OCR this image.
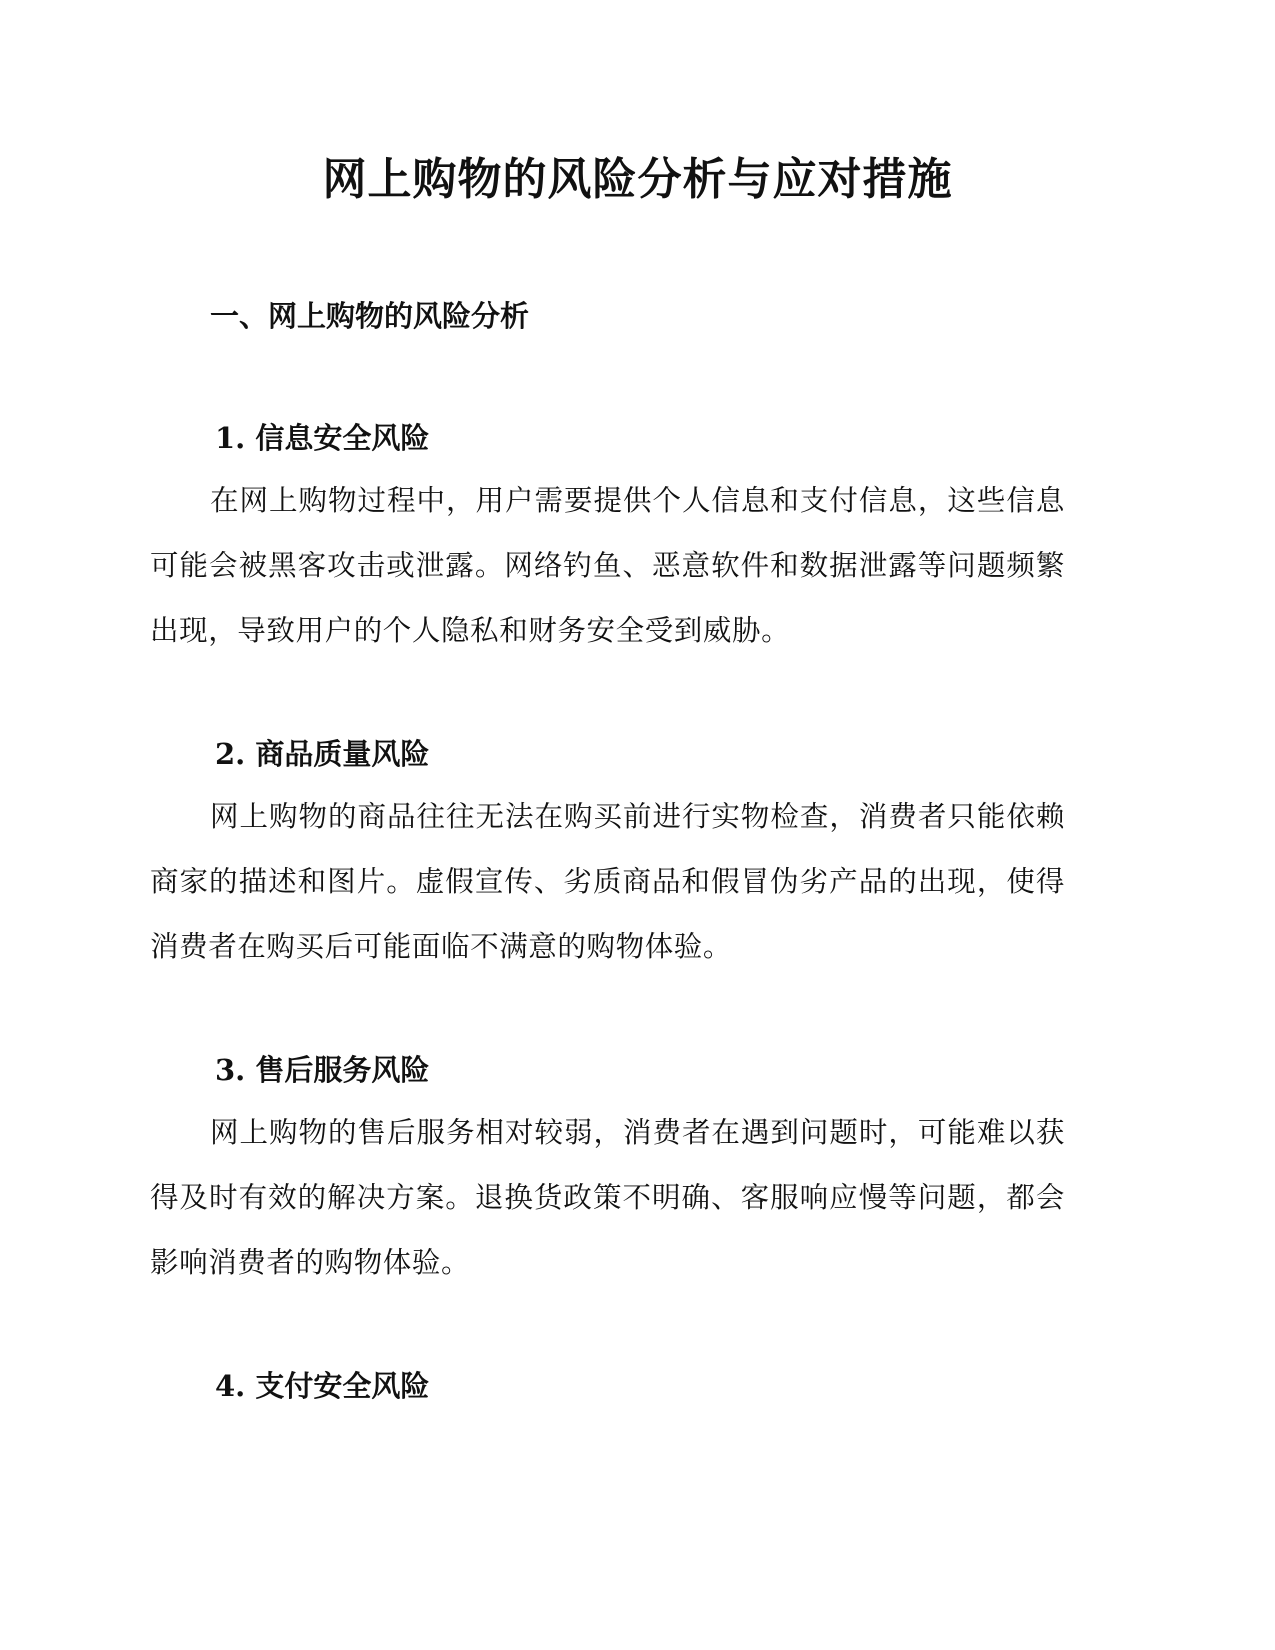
网上购物的风险分析与应对措施
一、网上购物的风险分析
1. 信息安全风险

在网上购物过程中，用户需要提供个人信息和支付信息，这些信息可能会被黑客攻击或泄露。网络钓鱼、恶意软件和数据泄露等问题频繁出现，导致用户的个人隐私和财务安全受到威胁。

2. 商品质量风险

网上购物的商品往往无法在购买前进行实物检查，消费者只能依赖商家的描述和图片。虚假宣传、劣质商品和假冒伪劣产品的出现，使得消费者在购买后可能面临不满意的购物体验。

3. 售后服务风险

网上购物的售后服务相对较弱，消费者在遇到问题时，可能难以获得及时有效的解决方案。退换货政策不明确、客服响应慢等问题，都会影响消费者的购物体验。

4. 支付安全风险
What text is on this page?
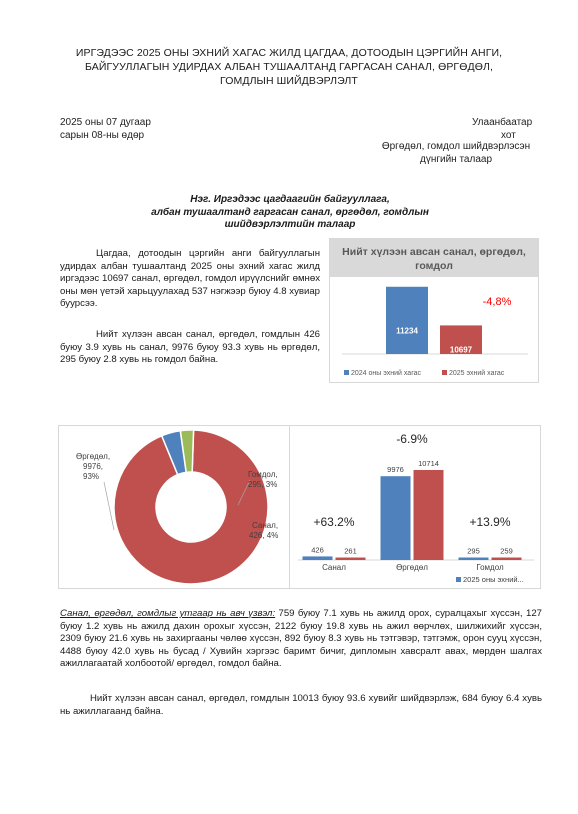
ИРГЭДЭЭС 2025 ОНЫ ЭХНИЙ ХАГАС ЖИЛД ЦАГДАА, ДОТООДЫН ЦЭРГИЙН АНГИ, БАЙГУУЛЛАГЫН УДИРДАХ АЛБАН ТУШААЛТАНД ГАРГАСАН САНАЛ, ӨРГӨДӨЛ, ГОМДЛЫН ШИЙДВЭРЛЭЛТ
2025 оны 07 дугаар
сарын 08-ны өдөр
Улаанбаатар
хот
Өргөдөл, гомдол шийдвэрлэсэн
дүнгийн талаар
Нэг. Иргэдээс цагдаагийн байгууллага,
албан тушаалтанд гаргасан санал, өргөдөл, гомдлын
шийдвэрлэлтийн талаар
Цагдаа, дотоодын цэргийн анги байгууллагын удирдах албан тушаалтанд 2025 оны эхний хагас жилд иргэдээс 10697 санал, өргөдөл, гомдол ирүүлснийг өмнөх оны мөн үетэй харьцуулахад 537 нэгжээр буюу 4.8 хувиар буурсээ.
Нийт хүлээн авсан санал, өргөдөл, гомдлын 426 буюу 3.9 хувь нь санал, 9976 буюу 93.3 хувь нь өргөдөл, 295 буюу 2.8 хувь нь гомдол байна.
Нийт хүлээн авсан санал, өргөдөл, гомдол
11234
10697
-4,8%
2024 оны эхний хагас	2025 эхний хагас
Өргөдөл,
9976,
93%	Гомдол,
295, 3%
Санал,
426, 4%
426	261
Санал
9976
10714
Өргөдөл
295	259
Гомдол
+63.2%
-6.9%
+13.9%
2025 оны эхний...
Санал, өргөдөл, гомдлыг утгаар нь авч үзвэл: 759 буюу 7.1 хувь нь ажилд орох, суралцахыг хүссэн, 127 буюу 1.2 хувь нь ажилд дахин орохыг хүссэн, 2122 буюу 19.8 хувь нь ажил өөрчлөх, шилжихийг хүссэн, 2309 буюу 21.6 хувь нь захиргааны чөлөө хүссэн, 892 буюу 8.3 хувь нь тэтгэвэр, тэтгэмж, орон сууц хүссэн, 4488 буюу 42.0 хувь нь бусад / Хувийн хэргээс баримт бичиг, дипломын хавсралт авах, мөрдөн шалгах ажиллагаатай холбоотой/ өргөдөл, гомдол байна.
Нийт хүлээн авсан санал, өргөдөл, гомдлын 10013 буюу 93.6 хувийг шийдвэрлэж, 684 буюу 6.4 хувь нь ажиллагаанд байна.
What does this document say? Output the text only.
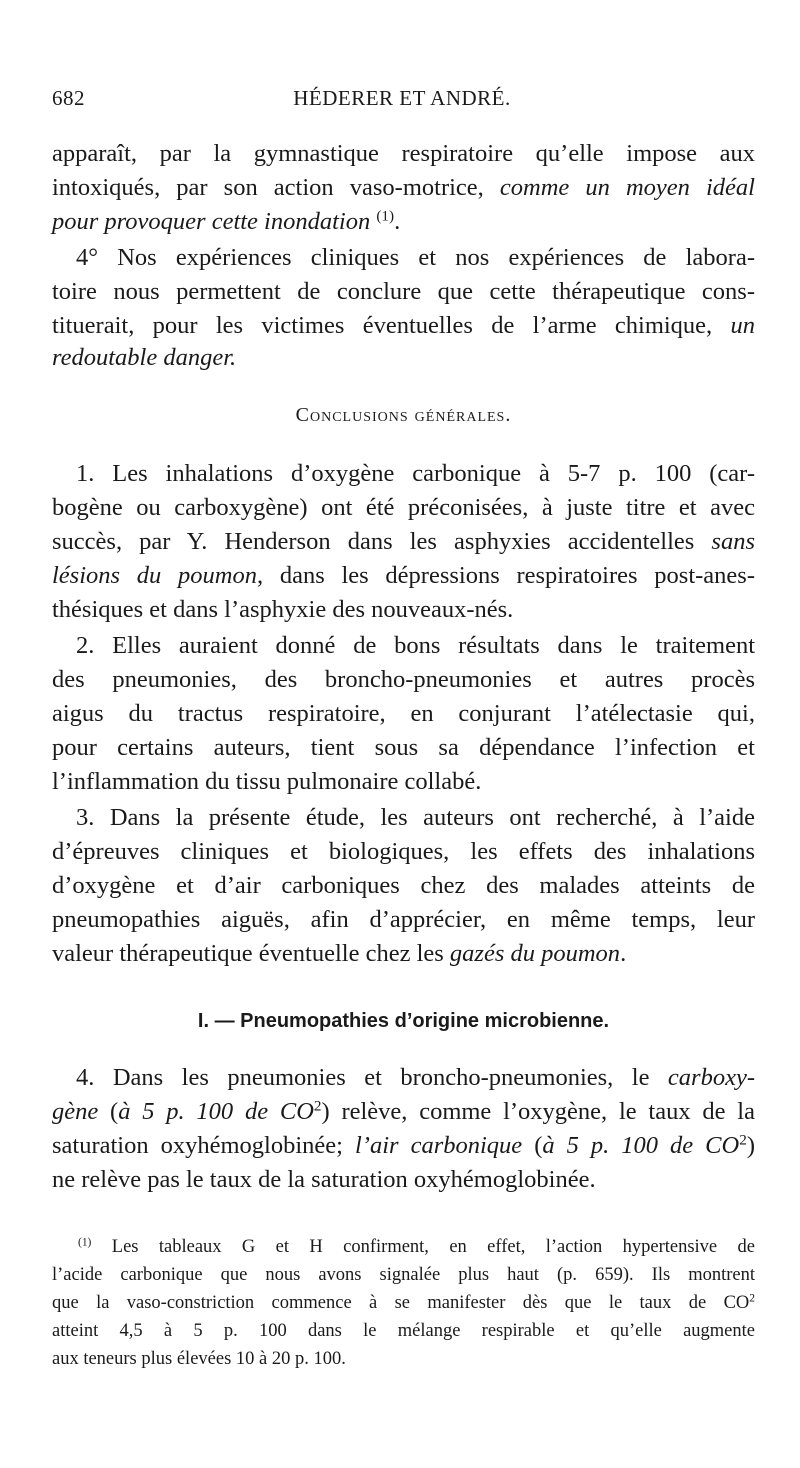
682	HÉDERER ET ANDRÉ.
apparaît, par la gymnastique respiratoire qu’elle impose aux
intoxiqués, par son action vaso-motrice, comme un moyen idéal
pour provoquer cette inondation $^{(1)}$.
4° Nos expériences cliniques et nos expériences de labora-
toire nous permettent de conclure que cette thérapeutique cons-
tituerait, pour les victimes éventuelles de l’arme chimique, un
redoutable danger.
Conclusions générales.
1. Les inhalations d’oxygène carbonique à 5-7 p. 100 (car-
bogène ou carboxygène) ont été préconisées, à juste titre et avec
succès, par Y. Henderson dans les asphyxies accidentelles sans
lésions du poumon, dans les dépressions respiratoires post-anes-
thésiques et dans l’asphyxie des nouveaux-nés.
2. Elles auraient donné de bons résultats dans le traitement
des pneumonies, des broncho-pneumonies et autres procès
aigus du tractus respiratoire, en conjurant l’atélectasie qui,
pour certains auteurs, tient sous sa dépendance l’infection et
l’inflammation du tissu pulmonaire collabé.
3. Dans la présente étude, les auteurs ont recherché, à l’aide
d’épreuves cliniques et biologiques, les effets des inhalations
d’oxygène et d’air carboniques chez des malades atteints de
pneumopathies aiguës, afin d’apprécier, en même temps, leur
valeur thérapeutique éventuelle chez les gazés du poumon.
I. — Pneumopathies d’origine microbienne.
4. Dans les pneumonies et broncho-pneumonies, le carboxy-
gène (à 5 p. 100 de $CO^2$) relève, comme l’oxygène, le taux de la
saturation oxyhémoglobinée; l’air carbonique (à 5 p. 100 de $CO^2$)
ne relève pas le taux de la saturation oxyhémoglobinée.
$^{(1)}$ Les tableaux G et H confirment, en effet, l’action hypertensive de
l’acide carbonique que nous avons signalée plus haut (p. 659). Ils montrent
que la vaso-constriction commence à se manifester dès que le taux de $CO^2$
atteint 4,5 à 5 p. 100 dans le mélange respirable et qu’elle augmente
aux teneurs plus élevées 10 à 20 p. 100.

★ ★ ★ ★ ★ ★ ★

Task brief: Leave out all pictures, then copy the remaining material exactly.

Problem solution:
OCR this image.
网上购物的风险分析与应对措施
一、网上购物的风险分析
1. 信息安全风险

在网上购物过程中，用户需要提供个人信息和支付信息，这些信息可能会被黑客攻击或泄露。网络钓鱼、恶意软件和数据泄露等问题频繁出现，导致用户的个人隐私和财务安全受到威胁。

2. 商品质量风险

网上购物的商品往往无法在购买前进行实物检查，消费者只能依赖商家的描述和图片。虚假宣传、劣质商品和假冒伪劣产品的出现，使得消费者在购买后可能面临不满意的购物体验。

3. 售后服务风险

网上购物的售后服务相对较弱，消费者在遇到问题时，可能难以获得及时有效的解决方案。退换货政策不明确、客服响应慢等问题，都会影响消费者的购物体验。

4. 支付安全风险
What text is on this page?
ИРГЭДЭЭС 2025 ОНЫ ЭХНИЙ ХАГАС ЖИЛД ЦАГДАА, ДОТООДЫН ЦЭРГИЙН АНГИ, БАЙГУУЛЛАГЫН УДИРДАХ АЛБАН ТУШААЛТАНД ГАРГАСАН САНАЛ, ӨРГӨДӨЛ, ГОМДЛЫН ШИЙДВЭРЛЭЛТ
2025 оны 07 дугаар
сарын 08-ны өдөр
Улаанбаатар
хот
Өргөдөл, гомдол шийдвэрлэсэн
дүнгийн талаар
Нэг. Иргэдээс цагдаагийн байгууллага,
албан тушаалтанд гаргасан санал, өргөдөл, гомдлын
шийдвэрлэлтийн талаар
Цагдаа, дотоодын цэргийн анги байгууллагын удирдах албан тушаалтанд 2025 оны эхний хагас жилд иргэдээс 10697 санал, өргөдөл, гомдол ирүүлснийг өмнөх оны мөн үетэй харьцуулахад 537 нэгжээр буюу 4.8 хувиар буурсээ.
Нийт хүлээн авсан санал, өргөдөл, гомдлын 426 буюу 3.9 хувь нь санал, 9976 буюу 93.3 хувь нь өргөдөл, 295 буюу 2.8 хувь нь гомдол байна.
Нийт хүлээн авсан санал, өргөдөл, гомдол
11234
10697
-4,8%
2024 оны эхний хагас	2025 эхний хагас
Өргөдөл,
9976,
93%	Гомдол,
295, 3%
Санал,
426, 4%
426	261
Санал
9976
10714
Өргөдөл
295	259
Гомдол
+63.2%
-6.9%
+13.9%
2025 оны эхний...
Санал, өргөдөл, гомдлыг утгаар нь авч үзвэл: 759 буюу 7.1 хувь нь ажилд орох, суралцахыг хүссэн, 127 буюу 1.2 хувь нь ажилд дахин орохыг хүссэн, 2122 буюу 19.8 хувь нь ажил өөрчлөх, шилжихийг хүссэн, 2309 буюу 21.6 хувь нь захиргааны чөлөө хүссэн, 892 буюу 8.3 хувь нь тэтгэвэр, тэтгэмж, орон сууц хүссэн, 4488 буюу 42.0 хувь нь бусад / Хувийн хэргээс баримт бичиг, дипломын хавсралт авах, мөрдөн шалгах ажиллагаатай холбоотой/ өргөдөл, гомдол байна.
Нийт хүлээн авсан санал, өргөдөл, гомдлын 10013 буюу 93.6 хувийг шийдвэрлэж, 684 буюу 6.4 хувь нь ажиллагаанд байна.
What does this document say? Output the text only.
682	HÉDERER ET ANDRÉ.
apparaît, par la gymnastique respiratoire qu’elle impose aux
intoxiqués, par son action vaso-motrice, comme un moyen idéal
pour provoquer cette inondation $^{(1)}$.
4° Nos expériences cliniques et nos expériences de labora-
toire nous permettent de conclure que cette thérapeutique cons-
tituerait, pour les victimes éventuelles de l’arme chimique, un
redoutable danger.
Conclusions générales.
1. Les inhalations d’oxygène carbonique à 5-7 p. 100 (car-
bogène ou carboxygène) ont été préconisées, à juste titre et avec
succès, par Y. Henderson dans les asphyxies accidentelles sans
lésions du poumon, dans les dépressions respiratoires post-anes-
thésiques et dans l’asphyxie des nouveaux-nés.
2. Elles auraient donné de bons résultats dans le traitement
des pneumonies, des broncho-pneumonies et autres procès
aigus du tractus respiratoire, en conjurant l’atélectasie qui,
pour certains auteurs, tient sous sa dépendance l’infection et
l’inflammation du tissu pulmonaire collabé.
3. Dans la présente étude, les auteurs ont recherché, à l’aide
d’épreuves cliniques et biologiques, les effets des inhalations
d’oxygène et d’air carboniques chez des malades atteints de
pneumopathies aiguës, afin d’apprécier, en même temps, leur
valeur thérapeutique éventuelle chez les gazés du poumon.
I. — Pneumopathies d’origine microbienne.
4. Dans les pneumonies et broncho-pneumonies, le carboxy-
gène (à 5 p. 100 de $CO^2$) relève, comme l’oxygène, le taux de la
saturation oxyhémoglobinée; l’air carbonique (à 5 p. 100 de $CO^2$)
ne relève pas le taux de la saturation oxyhémoglobinée.
$^{(1)}$ Les tableaux G et H confirment, en effet, l’action hypertensive de
l’acide carbonique que nous avons signalée plus haut (p. 659). Ils montrent
que la vaso-constriction commence à se manifester dès que le taux de $CO^2$
atteint 4,5 à 5 p. 100 dans le mélange respirable et qu’elle augmente
aux teneurs plus élevées 10 à 20 p. 100.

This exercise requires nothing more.